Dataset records
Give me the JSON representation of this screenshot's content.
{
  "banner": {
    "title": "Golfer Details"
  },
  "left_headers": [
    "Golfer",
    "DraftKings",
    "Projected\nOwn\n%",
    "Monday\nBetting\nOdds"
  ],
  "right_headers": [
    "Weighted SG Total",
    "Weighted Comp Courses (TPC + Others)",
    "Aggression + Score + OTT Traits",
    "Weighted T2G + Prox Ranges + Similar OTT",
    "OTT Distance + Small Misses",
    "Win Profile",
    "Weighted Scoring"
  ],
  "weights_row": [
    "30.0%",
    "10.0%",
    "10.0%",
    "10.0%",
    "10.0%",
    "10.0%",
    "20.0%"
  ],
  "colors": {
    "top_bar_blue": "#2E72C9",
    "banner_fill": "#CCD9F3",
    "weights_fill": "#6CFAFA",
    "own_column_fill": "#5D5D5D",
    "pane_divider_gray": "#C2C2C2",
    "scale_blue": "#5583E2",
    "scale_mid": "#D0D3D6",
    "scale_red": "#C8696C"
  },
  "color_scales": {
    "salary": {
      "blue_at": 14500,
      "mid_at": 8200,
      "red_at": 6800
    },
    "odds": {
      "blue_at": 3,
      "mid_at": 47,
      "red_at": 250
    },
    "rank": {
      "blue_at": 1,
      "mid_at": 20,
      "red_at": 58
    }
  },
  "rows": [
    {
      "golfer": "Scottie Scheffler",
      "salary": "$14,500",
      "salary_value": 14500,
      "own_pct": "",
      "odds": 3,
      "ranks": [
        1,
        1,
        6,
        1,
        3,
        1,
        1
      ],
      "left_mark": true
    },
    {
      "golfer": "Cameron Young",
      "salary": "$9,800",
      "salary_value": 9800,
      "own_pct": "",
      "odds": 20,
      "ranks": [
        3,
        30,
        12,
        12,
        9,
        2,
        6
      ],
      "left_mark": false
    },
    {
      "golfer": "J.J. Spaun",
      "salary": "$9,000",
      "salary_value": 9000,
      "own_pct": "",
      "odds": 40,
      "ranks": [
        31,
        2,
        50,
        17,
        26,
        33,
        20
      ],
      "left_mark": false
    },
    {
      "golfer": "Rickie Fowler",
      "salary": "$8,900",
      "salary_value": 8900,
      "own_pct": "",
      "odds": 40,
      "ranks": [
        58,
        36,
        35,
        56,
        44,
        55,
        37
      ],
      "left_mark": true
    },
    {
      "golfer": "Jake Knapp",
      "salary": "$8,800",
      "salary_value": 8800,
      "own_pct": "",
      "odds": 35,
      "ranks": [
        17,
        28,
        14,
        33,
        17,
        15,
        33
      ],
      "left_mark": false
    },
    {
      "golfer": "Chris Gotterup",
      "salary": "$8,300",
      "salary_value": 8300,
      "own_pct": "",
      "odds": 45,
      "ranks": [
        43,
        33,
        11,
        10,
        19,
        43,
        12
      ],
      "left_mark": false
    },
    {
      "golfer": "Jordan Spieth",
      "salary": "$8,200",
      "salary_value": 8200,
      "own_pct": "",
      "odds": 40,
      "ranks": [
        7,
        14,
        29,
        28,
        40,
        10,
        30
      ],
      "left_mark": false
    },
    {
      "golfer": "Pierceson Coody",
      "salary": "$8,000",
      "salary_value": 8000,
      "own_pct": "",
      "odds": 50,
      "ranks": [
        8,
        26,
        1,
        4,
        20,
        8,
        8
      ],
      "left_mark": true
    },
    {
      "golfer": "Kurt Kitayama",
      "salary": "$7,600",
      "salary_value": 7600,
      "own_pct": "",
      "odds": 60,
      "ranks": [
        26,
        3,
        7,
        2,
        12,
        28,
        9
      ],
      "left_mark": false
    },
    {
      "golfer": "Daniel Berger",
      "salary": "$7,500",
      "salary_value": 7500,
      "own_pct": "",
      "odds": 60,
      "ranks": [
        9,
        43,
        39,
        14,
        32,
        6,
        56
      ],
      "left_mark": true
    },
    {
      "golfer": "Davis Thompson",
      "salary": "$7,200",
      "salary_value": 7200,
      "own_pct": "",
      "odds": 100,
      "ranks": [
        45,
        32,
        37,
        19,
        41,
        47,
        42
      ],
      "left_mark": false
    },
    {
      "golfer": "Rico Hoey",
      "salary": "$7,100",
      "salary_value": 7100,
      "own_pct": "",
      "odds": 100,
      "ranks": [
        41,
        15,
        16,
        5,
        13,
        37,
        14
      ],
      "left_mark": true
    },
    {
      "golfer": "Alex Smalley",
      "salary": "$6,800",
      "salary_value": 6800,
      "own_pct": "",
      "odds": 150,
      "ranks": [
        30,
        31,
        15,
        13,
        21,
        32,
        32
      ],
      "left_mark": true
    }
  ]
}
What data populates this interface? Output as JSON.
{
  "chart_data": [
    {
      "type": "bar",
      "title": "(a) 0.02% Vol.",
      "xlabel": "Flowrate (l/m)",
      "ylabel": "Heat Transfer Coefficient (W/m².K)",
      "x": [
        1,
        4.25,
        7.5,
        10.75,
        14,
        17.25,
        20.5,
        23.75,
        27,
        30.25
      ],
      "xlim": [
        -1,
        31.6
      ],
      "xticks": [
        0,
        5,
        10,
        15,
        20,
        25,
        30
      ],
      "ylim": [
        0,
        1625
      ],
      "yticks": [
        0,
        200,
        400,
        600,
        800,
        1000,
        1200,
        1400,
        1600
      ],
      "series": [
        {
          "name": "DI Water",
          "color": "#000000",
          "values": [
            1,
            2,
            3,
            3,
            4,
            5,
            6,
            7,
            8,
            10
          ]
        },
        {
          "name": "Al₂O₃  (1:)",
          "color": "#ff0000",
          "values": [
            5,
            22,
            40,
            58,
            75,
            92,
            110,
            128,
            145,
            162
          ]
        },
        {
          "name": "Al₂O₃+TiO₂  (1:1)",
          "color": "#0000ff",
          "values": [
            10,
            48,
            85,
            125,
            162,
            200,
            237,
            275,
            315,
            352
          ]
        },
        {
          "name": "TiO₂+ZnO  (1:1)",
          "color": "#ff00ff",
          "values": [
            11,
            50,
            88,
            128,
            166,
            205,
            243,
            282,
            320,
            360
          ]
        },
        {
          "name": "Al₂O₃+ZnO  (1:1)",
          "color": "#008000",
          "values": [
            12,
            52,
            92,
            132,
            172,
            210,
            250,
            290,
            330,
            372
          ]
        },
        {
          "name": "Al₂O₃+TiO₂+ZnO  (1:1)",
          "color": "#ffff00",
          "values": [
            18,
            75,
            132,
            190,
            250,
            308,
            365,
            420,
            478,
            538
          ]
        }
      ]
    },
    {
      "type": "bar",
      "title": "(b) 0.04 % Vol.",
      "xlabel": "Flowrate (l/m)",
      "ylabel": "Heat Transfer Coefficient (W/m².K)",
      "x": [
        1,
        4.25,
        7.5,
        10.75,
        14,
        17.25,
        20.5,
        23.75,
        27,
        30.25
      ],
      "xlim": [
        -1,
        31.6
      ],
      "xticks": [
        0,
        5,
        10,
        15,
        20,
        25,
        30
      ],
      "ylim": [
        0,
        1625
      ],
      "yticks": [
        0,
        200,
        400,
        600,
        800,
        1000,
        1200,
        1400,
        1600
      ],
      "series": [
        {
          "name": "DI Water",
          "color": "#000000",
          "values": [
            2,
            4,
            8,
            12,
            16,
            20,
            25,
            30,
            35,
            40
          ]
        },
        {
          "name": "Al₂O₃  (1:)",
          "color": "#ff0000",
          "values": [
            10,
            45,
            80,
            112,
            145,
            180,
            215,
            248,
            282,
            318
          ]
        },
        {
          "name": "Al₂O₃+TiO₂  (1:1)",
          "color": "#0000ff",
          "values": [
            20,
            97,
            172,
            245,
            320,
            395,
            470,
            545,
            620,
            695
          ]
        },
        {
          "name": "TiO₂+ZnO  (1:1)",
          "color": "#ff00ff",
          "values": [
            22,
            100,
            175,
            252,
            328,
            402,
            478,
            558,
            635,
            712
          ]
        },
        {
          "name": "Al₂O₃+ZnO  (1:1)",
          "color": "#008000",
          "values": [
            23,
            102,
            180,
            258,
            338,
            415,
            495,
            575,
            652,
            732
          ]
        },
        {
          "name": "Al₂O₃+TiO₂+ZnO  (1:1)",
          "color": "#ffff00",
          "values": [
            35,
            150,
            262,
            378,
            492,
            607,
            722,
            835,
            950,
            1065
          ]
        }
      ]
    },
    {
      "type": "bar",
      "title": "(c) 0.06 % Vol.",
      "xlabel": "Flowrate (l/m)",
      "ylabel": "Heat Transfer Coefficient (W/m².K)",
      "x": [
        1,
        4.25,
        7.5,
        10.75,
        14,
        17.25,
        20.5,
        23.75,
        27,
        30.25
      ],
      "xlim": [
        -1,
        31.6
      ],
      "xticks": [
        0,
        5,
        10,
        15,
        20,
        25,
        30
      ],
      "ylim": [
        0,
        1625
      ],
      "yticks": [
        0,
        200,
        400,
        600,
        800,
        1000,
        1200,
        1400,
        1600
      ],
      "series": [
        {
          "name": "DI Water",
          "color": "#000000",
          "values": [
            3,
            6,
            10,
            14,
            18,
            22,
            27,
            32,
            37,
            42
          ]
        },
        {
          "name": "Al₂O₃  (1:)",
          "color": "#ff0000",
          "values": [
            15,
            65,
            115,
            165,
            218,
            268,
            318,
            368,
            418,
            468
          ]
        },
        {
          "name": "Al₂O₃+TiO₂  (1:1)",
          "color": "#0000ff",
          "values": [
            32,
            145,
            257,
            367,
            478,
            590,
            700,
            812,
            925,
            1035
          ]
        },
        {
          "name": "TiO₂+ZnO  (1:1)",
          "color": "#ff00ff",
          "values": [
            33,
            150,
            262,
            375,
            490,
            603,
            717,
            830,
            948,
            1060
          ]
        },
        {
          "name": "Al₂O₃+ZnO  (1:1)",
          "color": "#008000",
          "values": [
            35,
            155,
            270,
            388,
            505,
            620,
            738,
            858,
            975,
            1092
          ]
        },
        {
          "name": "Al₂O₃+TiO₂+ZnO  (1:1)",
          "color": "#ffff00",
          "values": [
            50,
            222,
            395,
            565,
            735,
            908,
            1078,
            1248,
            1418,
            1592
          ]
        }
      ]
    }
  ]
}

● Problem to work on
How many lines in the records above hold the word "this"? Give only the number.

● Complete output
2